* _Job_: Looking through the listing, how many of its lines hold the word "icon"? Answer with only the number.

* _Records provided_:

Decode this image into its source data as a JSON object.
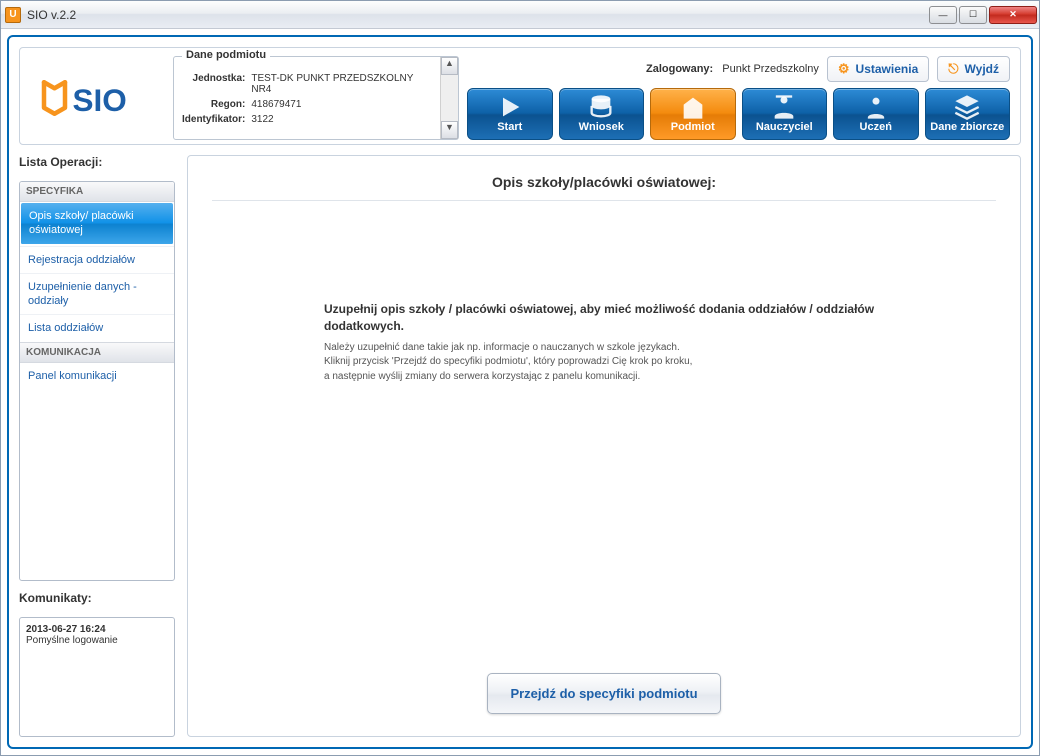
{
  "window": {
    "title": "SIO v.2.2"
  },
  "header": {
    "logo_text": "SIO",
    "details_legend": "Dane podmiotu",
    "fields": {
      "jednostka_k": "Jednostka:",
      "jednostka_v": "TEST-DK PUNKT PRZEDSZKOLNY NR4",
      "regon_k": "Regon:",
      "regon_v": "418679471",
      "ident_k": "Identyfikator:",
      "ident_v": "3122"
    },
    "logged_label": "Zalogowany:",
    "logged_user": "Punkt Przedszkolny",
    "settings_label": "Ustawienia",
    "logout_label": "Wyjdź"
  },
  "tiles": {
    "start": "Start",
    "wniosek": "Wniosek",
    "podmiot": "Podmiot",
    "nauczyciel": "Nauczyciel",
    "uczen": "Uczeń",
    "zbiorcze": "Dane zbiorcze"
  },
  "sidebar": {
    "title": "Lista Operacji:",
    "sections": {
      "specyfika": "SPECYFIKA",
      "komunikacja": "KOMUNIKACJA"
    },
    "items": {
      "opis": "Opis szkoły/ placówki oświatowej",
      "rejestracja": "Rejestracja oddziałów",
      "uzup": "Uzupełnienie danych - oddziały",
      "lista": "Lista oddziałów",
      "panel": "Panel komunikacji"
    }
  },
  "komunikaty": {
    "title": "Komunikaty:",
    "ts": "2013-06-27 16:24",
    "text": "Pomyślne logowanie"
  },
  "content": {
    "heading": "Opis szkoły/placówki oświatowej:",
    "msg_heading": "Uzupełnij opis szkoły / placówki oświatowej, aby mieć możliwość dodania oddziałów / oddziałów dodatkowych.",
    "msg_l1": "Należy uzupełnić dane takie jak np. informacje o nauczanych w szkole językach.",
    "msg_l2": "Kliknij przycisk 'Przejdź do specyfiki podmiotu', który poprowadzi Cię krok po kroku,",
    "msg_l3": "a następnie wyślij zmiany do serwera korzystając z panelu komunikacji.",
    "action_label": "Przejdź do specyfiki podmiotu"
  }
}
* * *
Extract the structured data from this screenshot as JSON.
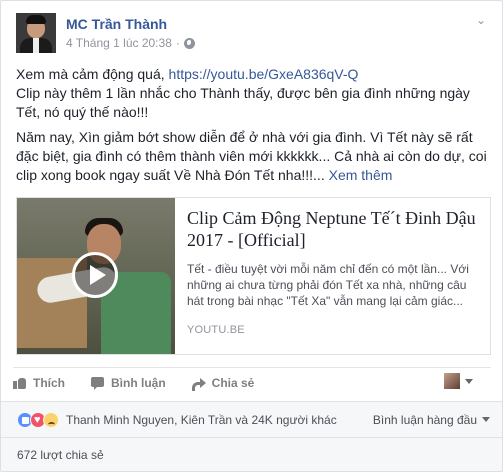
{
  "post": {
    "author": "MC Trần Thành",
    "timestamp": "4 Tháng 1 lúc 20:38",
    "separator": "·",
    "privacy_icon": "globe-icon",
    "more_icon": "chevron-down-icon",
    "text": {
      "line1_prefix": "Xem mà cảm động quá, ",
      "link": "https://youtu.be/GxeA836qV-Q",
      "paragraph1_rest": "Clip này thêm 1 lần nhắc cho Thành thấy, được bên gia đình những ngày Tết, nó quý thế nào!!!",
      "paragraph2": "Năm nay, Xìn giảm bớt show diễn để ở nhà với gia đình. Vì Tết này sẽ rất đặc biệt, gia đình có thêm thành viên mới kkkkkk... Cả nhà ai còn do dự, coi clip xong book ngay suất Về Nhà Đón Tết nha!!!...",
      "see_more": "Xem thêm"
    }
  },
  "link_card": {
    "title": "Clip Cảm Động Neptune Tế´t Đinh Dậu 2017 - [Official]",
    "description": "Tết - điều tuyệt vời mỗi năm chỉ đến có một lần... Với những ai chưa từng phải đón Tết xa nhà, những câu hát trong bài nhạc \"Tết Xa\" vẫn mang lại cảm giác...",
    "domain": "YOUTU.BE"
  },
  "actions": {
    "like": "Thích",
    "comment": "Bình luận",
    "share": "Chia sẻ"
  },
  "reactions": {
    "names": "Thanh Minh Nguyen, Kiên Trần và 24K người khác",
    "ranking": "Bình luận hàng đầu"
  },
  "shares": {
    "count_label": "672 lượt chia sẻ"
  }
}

* _Correct result_: 2